Give back exactly the lines that run from the line containing "Transcribe this image's" through the end of the listing below. Leave out every other line.

## Begin Data entries

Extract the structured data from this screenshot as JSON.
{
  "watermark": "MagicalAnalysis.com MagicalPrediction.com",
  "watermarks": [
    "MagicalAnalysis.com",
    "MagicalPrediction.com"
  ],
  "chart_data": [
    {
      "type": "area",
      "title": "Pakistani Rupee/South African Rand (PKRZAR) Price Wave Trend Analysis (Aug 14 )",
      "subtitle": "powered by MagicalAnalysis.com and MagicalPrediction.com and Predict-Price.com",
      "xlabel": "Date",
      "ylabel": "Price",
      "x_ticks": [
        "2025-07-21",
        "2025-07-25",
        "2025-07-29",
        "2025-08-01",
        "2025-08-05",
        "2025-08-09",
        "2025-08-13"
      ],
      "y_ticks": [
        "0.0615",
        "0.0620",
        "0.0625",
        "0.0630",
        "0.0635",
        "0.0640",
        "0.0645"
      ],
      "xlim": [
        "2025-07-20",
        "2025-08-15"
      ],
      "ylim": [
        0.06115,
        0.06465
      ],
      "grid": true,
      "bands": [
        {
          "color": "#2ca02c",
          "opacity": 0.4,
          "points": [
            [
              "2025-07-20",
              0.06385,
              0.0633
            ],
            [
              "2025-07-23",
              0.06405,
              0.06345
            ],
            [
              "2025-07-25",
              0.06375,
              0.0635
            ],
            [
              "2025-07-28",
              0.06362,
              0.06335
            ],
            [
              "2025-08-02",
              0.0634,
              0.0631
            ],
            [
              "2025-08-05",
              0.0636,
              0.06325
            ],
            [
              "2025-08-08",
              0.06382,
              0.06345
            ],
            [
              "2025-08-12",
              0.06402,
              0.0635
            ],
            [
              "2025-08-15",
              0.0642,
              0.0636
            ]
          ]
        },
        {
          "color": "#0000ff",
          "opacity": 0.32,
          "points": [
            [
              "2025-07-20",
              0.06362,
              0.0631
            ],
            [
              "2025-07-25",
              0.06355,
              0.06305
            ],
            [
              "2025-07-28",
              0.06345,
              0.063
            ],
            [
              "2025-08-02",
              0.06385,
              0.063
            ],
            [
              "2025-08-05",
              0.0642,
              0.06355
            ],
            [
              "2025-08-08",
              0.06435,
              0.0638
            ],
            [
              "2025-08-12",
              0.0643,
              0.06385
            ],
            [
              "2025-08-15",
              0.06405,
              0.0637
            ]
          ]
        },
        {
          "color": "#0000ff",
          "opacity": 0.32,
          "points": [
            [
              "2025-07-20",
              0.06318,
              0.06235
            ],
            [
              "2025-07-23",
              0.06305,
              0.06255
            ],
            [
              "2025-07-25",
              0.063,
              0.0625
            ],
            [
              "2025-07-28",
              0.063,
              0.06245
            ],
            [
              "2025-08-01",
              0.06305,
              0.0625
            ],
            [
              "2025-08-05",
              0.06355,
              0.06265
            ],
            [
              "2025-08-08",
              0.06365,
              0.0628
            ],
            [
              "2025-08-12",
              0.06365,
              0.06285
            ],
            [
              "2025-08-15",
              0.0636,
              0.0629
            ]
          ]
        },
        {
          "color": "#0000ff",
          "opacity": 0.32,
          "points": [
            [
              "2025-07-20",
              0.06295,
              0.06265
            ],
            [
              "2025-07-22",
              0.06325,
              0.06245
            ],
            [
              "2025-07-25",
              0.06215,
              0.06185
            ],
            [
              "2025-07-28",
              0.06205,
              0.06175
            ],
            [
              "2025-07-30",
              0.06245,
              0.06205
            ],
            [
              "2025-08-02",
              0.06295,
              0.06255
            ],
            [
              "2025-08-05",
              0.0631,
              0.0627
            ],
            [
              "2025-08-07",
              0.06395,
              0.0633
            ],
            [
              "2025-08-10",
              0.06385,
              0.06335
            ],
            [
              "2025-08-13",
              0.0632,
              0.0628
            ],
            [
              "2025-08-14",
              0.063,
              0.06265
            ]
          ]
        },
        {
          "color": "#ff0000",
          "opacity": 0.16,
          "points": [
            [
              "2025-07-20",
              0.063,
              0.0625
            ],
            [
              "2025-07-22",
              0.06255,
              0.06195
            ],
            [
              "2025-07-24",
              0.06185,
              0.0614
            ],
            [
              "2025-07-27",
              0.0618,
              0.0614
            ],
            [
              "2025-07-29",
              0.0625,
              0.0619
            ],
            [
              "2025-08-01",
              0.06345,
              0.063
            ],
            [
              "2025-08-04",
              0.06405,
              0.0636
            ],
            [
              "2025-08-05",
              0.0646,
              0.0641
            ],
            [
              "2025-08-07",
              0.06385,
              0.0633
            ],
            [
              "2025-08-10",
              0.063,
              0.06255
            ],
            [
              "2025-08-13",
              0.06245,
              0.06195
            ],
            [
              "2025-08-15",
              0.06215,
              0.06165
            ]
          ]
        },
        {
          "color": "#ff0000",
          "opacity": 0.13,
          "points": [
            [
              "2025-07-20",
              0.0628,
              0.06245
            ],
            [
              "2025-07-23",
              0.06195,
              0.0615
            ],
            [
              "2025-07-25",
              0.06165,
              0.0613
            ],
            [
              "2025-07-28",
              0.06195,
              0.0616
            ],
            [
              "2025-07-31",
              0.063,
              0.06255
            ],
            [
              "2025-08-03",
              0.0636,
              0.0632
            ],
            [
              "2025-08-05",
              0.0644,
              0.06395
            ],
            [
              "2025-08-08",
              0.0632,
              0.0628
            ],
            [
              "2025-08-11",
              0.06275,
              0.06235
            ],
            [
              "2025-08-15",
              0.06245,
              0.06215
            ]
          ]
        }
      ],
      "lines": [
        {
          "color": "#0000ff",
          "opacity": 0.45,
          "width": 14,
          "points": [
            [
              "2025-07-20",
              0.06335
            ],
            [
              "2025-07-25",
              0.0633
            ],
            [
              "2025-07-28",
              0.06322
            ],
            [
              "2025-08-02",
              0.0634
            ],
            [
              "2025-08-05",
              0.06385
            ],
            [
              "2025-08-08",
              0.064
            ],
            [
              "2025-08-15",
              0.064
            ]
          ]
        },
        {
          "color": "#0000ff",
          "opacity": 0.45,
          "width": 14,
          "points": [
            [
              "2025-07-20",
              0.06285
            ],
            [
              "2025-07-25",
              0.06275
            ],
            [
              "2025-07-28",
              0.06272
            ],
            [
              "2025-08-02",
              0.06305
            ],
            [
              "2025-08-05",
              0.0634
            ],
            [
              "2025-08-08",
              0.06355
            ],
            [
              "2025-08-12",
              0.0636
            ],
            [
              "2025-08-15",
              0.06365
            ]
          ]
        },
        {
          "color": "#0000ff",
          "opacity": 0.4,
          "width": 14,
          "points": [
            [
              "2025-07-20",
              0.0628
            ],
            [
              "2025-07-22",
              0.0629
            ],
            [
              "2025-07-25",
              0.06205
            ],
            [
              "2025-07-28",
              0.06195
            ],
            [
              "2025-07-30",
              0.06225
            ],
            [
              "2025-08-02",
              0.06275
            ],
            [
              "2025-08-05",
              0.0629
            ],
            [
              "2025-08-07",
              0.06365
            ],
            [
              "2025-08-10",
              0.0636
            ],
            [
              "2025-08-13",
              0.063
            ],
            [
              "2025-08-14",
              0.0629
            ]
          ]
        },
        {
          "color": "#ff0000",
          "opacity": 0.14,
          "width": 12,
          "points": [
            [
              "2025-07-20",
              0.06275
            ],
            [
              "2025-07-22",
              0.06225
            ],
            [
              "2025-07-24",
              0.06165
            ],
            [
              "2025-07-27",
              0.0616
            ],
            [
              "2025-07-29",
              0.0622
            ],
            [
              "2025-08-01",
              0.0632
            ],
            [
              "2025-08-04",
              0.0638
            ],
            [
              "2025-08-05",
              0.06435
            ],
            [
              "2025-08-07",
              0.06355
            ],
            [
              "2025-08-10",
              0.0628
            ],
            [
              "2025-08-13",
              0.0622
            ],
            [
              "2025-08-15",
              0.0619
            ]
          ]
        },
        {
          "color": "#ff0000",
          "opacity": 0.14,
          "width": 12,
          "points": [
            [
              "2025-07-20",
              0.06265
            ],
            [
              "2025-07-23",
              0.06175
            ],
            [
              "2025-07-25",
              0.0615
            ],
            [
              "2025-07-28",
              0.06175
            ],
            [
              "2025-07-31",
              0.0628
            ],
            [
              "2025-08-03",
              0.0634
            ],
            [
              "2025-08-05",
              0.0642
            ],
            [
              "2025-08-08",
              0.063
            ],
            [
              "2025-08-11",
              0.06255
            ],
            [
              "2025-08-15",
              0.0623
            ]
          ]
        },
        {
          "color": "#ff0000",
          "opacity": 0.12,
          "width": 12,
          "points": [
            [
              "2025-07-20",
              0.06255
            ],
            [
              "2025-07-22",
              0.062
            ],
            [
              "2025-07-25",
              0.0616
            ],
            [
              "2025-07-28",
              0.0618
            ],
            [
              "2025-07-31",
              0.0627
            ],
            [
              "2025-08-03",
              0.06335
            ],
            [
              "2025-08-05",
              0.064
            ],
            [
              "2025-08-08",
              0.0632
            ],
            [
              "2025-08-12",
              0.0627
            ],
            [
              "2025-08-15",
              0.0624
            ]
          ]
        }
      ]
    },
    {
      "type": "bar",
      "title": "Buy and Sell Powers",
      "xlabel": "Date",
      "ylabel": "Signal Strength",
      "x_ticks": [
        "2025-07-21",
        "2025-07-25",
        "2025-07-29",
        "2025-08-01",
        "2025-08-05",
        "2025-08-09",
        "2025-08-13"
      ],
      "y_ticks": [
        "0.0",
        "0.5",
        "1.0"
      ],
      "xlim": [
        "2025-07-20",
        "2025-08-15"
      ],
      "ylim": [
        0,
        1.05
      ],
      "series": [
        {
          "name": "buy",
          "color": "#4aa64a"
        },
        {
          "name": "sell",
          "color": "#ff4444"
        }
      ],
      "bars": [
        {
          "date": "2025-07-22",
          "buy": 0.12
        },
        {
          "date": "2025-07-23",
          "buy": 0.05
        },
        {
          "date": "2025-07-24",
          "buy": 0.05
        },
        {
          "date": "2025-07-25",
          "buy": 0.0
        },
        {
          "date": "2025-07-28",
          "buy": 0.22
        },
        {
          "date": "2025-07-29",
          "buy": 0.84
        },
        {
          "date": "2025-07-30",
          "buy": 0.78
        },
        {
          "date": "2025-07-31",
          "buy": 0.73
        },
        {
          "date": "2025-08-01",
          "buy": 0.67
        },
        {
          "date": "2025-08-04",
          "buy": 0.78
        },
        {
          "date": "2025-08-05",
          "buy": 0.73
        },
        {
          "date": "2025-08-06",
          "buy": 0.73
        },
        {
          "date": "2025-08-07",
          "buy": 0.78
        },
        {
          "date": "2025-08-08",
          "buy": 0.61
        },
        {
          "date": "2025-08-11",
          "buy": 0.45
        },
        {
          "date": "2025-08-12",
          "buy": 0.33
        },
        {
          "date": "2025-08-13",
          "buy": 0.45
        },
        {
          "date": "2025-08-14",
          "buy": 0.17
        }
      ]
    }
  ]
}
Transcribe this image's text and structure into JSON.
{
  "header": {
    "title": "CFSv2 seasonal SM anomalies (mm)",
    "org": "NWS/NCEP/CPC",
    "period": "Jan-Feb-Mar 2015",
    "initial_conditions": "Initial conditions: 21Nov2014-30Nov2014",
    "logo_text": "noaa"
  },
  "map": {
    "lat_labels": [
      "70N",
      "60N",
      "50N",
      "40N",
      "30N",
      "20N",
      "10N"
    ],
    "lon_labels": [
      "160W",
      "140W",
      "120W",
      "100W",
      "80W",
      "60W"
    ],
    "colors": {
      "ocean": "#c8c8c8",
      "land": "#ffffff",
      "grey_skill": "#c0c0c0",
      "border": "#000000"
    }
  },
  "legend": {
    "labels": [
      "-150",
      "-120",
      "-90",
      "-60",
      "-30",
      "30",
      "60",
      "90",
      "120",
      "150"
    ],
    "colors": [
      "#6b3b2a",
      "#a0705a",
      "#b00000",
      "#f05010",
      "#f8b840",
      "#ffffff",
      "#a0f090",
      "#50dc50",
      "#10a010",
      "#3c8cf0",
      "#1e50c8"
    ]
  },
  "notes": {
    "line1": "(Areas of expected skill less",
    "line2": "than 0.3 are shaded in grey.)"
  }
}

## End Data entries

### Correct output:
Transcribe this image's text and structure into JSON.
{
  "header": {
    "title": "CFSv2 seasonal SM anomalies (mm)",
    "org": "NWS/NCEP/CPC",
    "period": "Jan-Feb-Mar 2015",
    "initial_conditions": "Initial conditions: 21Nov2014-30Nov2014",
    "logo_text": "noaa"
  },
  "map": {
    "lat_labels": [
      "70N",
      "60N",
      "50N",
      "40N",
      "30N",
      "20N",
      "10N"
    ],
    "lon_labels": [
      "160W",
      "140W",
      "120W",
      "100W",
      "80W",
      "60W"
    ],
    "colors": {
      "ocean": "#c8c8c8",
      "land": "#ffffff",
      "grey_skill": "#c0c0c0",
      "border": "#000000"
    }
  },
  "legend": {
    "labels": [
      "-150",
      "-120",
      "-90",
      "-60",
      "-30",
      "30",
      "60",
      "90",
      "120",
      "150"
    ],
    "colors": [
      "#6b3b2a",
      "#a0705a",
      "#b00000",
      "#f05010",
      "#f8b840",
      "#ffffff",
      "#a0f090",
      "#50dc50",
      "#10a010",
      "#3c8cf0",
      "#1e50c8"
    ]
  },
  "notes": {
    "line1": "(Areas of expected skill less",
    "line2": "than 0.3 are shaded in grey.)"
  }
}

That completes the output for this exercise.